◆ **Exercise task**
From the entries below, gather each line containing the word "this".
————————
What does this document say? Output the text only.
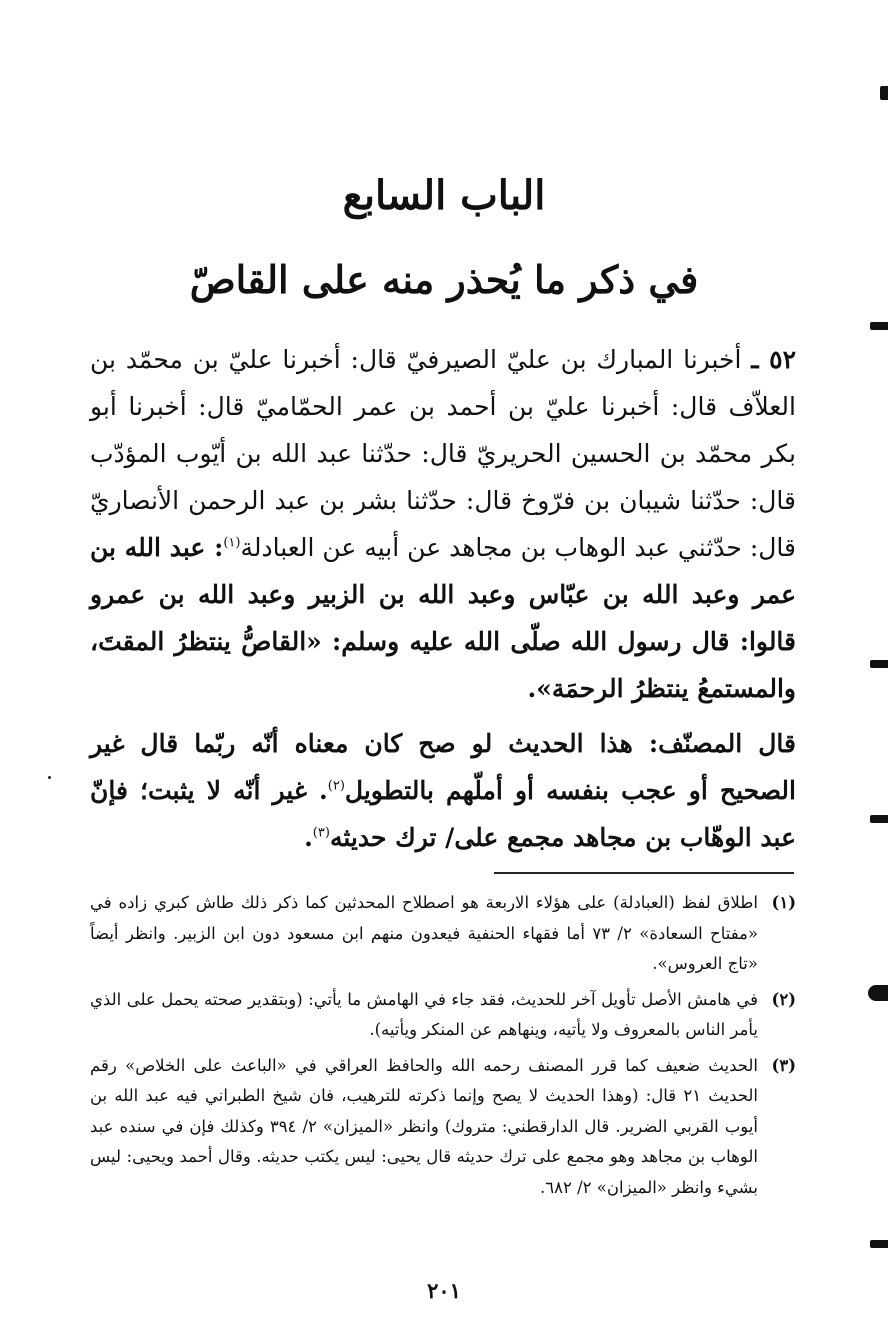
الباب السابع
في ذكر ما يُحذر منه على القاصّ

٥٢ ـ أخبرنا المبارك بن عليّ الصيرفيّ قال: أخبرنا عليّ بن محمّد بن العلاّف قال: أخبرنا عليّ بن أحمد بن عمر الحمّاميّ قال: أخبرنا أبو بكر محمّد بن الحسين الحريريّ قال: حدّثنا عبد الله بن أيّوب المؤدّب قال: حدّثنا شيبان بن فرّوخ قال: حدّثنا بشر بن عبد الرحمن الأنصاريّ قال: حدّثني عبد الوهاب بن مجاهد عن أبيه عن العبادلة$^{(١)}$: عبد الله بن عمر وعبد الله بن عبّاس وعبد الله بن الزبير وعبد الله بن عمرو قالوا: قال رسول الله صلّى الله عليه وسلم: «القاصُّ ينتظرُ المقتَ، والمستمعُ ينتظرُ الرحمَة».

قال المصنّف: هذا الحديث لو صح كان معناه أنّه ربّما قال غير الصحيح أو عجب بنفسه أو أملّهم بالتطويل$^{(٢)}$. غير أنّه لا يثبت؛ فإنّ عبد الوهّاب بن مجاهد مجمع على/ ترك حديثه$^{(٣)}$.

(١)
اطلاق لفظ (العبادلة) على هؤلاء الاربعة هو اصطلاح المحدثين كما ذكر ذلك طاش كبري زاده في «مفتاح السعادة» ٢/ ٧٣ أما فقهاء الحنفية فيعدون منهم ابن مسعود دون ابن الزبير. وانظر أيضاً «تاج العروس».
(٢)
في هامش الأصل تأويل آخر للحديث، فقد جاء في الهامش ما يأتي: (وبتقدير صحته يحمل على الذي يأمر الناس بالمعروف ولا يأتيه، وينهاهم عن المنكر ويأتيه).
(٣)
الحديث ضعيف كما قرر المصنف رحمه الله والحافظ العراقي في «الباعث على الخلاص» رقم الحديث ٢١ قال: (وهذا الحديث لا يصح وإنما ذكرته للترهيب، فان شيخ الطبراني فيه عبد الله بن أيوب القربي الضرير. قال الدارقطني: متروك) وانظر «الميزان» ٢/ ٣٩٤ وكذلك فإن في سنده عبد الوهاب بن مجاهد وهو مجمع على ترك حديثه قال يحيى: ليس يكتب حديثه. وقال أحمد ويحيى: ليس بشيء وانظر «الميزان» ٢/ ٦٨٢.
٢٠١
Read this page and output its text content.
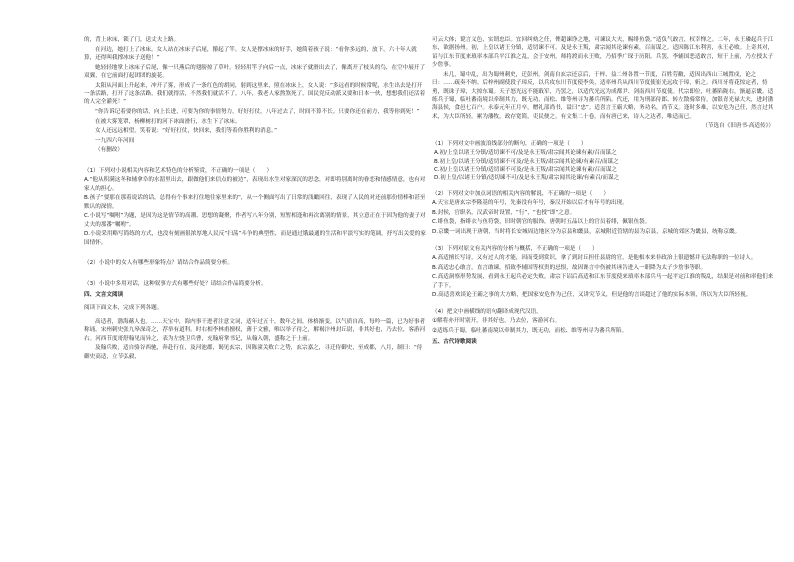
的，背上冰床，锁了门，送丈夫上路。

在河边，她打上了冰床。女人站在冰床子后尾，攥起了竿。女人是撑冰床的好手，她简着孩子说：“看你多远的，放下，六十年人就算，还得叫我撑冰床子送他！”

她轻轻地掌上冰床子后尾，像一只燕后的翅膀掠了草叶。轻轻用竿子向后一点，冰床子就滑出去了，像离开了枝头的鸟，在空中展开了双翼，在它前面打起团团的旋花。

太阳从河面上升起来，冲开了雾，形成了一条红色的胡同，射到这里来，照在冰床上，女人说：“多远看的时候常呢，水生出去是打开一条活路，打开了这条活路，我们就得活，不然我们就活不了。八年，我老人家熬煞死了，国民党反动派又要和日本一伙，想想我们还活着的人完全灌死！”

“你告诉记着要你的话，向上长进，可要为你的事情努力，好好打仗，八年过去了，时间不算不长。只要你还在前方，我等你到死！”

在被大雾笼罩，杨柳树打的河下冰面滑行，水生下了冰床。

女人还远远相望，笑着说：“好好打仗，快回来，我们等着你胜利的消息。”

一九四六年河间

（有删改）

（1）下列对小说相关内容和艺术特色的分析鉴赏，不正确的一项是（　　）

A.“他从积满这冬和辅拿阜的水湄里出去，跟做他们来信点的被边”，表现出水生对家深沉的思念，对即将别离时的眷恋和情感情意，也有对家人的担心。

B.孩子“要那在那着说话的话，总得有个事来打住地往家里来的”，从一个侧面写出了日常的浅瞰回往，表现了人民的对还前那份情棒和甚至默认的深情。

C.小说写“嘱咐”为题，是因为这是情节的高潮、思想的凝聚，作者写八年分别，短暂相逢和再次离别的情景，其立意正在于因为他的妻子对丈夫的那番“嘱咐”。

D.小说采用略写简练的方式，也没有刻画很浓厚地人民反“扫荡”斗争的典型性，而是通过饿最通的生活和平淡写实的笔调，抒写出关爱的家国情怀。

（2）小说中的女人有哪些形象特点？请结合作品简要分析。
（3）小说中多用对话，这种叙事方式有哪些好处？请结合作品简要分析。
四、文言文阅读
阅读下面文本，完成下列各题。

高适者，渤海蓨人也。……天宝中，海内事干进者注意文词，适年过五十，数年之间，体格渐变，以气质自高，每吟一篇，已为好事者称诵。宋州刺史张九皋深奇之，荐举有道科。时右相李林甫擅权，薄于文雅，唯以举子待之，解褐汴州封丘尉，非其好也，乃去位，客游河右。河西节度哥舒翰见而异之，表为左骁卫兵曹，充翰府掌书记，从翰入朝，盛称之于上前。

及翰兵败，适自骆谷西驰，奔赴行在，及河池郡，谒见玄宗，因陈潼关败亡之势，玄宗嘉之，寻迁侍御史，至成都，八月，制曰：“侍御史高适，立节弘毅，

可云大体；谠言义色，实谓忠臣。宜回纠劾之任，俾超谏诤之地，可谏议大夫，赐绯鱼袋。”适负气敢言，权幸惮之。二年，永王璘起兵于江东，欲据扬州。初，上皇以诸王分镇，适切谏不可。及是永王叛，肃宗闻其论谏有素，召而谋之。适因陈江东利害，永王必败。上奇其对，诏与江东节度来瑱率本部兵平江淮之乱，会于安州。师将渡而永王败，乃招季广琛于历阳。兵罢，李辅国恶适敢言，短于上前，乃左授太子少詹事。

未几，蜀中乱，出为蜀州刺史，迁彭州。剑南自玄宗还京后，于梓、益二州各置一节度，百姓劳敝，适因出西山三城置戍，论之曰：……疏奏不纳。后梓州副使段子璋反，以兵攻东川节度使李奂，适率州兵从西川节度使崔光远攻于璋，斩之。西川牙将花惊定者，恃勇，既诛子璋，大掠东蜀。天子怒光远不能戢军，乃罢之，以适代光远为成都尹、剑南西川节度使。代宗即位，吐蕃陷陇右，渐逼京畿。适练兵于蜀，临吐蕃南境以牵制其力，既无功，而松、维等州寻为蕃兵所陷。代还，用为刑部侍郎、转左散骑常侍，加银青光禄大夫，进封渤海县侯，食邑七百户。永泰元年正月卒，赠礼部尚书，谥曰“忠”。适喜言王霸大略，务功名，尚节义。逢时多难，以安危为己任，然言过其术，为大臣所轻。累为藩牧，政存宽简，吏民便之。有文集二十卷。而有唐已来，诗人之达者，唯适而已。

（节选自《旧唐书·高适传》）
（1）下列对文中画波浪线部分的断句，正确的一项是（　　）
A.初/上皇以诸王分镇/适切谏不可/及是永王叛/肃宗闻其论谏有素/召而谋之
B.初上皇/以诸王分镇/适切谏不可及/是永王叛/肃宗闻其论谏/有素召/而谋之
C.初/上皇以诸王分镇/适切谏不可及/是永王叛/肃宗闻其论谏有素/召而谋之
D.初上皇/以诸王分镇/适切谏不可/及是永王叛/肃宗闻其论谏/有素召/而谋之
（2）下列对文中加点词语的相关内容的解说，不正确的一项是（　　）

A.天宝是唐玄宗李隆基的年号，先秦没有年号，秦汉开始以后才有年号的出现。

B.封侯，官职名，汉武帝时设置，“行”，“也授”即“之意。

C.绯鱼袋，指绯衣与鱼符袋，旧时朝官的服饰，唐朝时五品以上的官员着绯，佩银鱼袋。

D.京畿一词出现于唐朝，当时将长安城周边地区分为京县和畿县，京城附近管辖的县为京县，京城的郊区为畿县，统称京畿。

（3）下列对原文有关内容的分析与概括，不正确的一项是（　　）

A.高适擅长写诗，又有过人的才能，因而受到赏识，拿了到封丘担任县尉的官，是他根本来非政治上很遗憾并无法称职的一位诗人。

B.高适忠心敢言，直言敢谏，招致李辅国等权贵的忌恨，故因谗言中伤被其诬告进入一职降为太子少詹事等职。

C.高适洞察形势发展，看到永王起兵必定失败，肃宗下诏后高适和江东节度使来瑱率本部兵马一起平定江淮的叛乱，结果是对前和率他们来了手下。

D.高适喜欢谈论王霸之事的大方略，把国家安危作为己任，又讲究节义，但是他的言谈超过了他的实际本领，所以为大臣所轻视。

（4）把文中画横线的语句翻译成现代汉语。

①解将亦开时别开，非其好也，乃去位，客游河右。

②适练兵于蜀，临吐蕃南境以牵制其力，既无功，而松、维等州寻为蕃兵所陷。

五、古代诗歌阅读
————————
◆ **Written answer**
What does this document say? Output the text only.
Read this page and output its text content.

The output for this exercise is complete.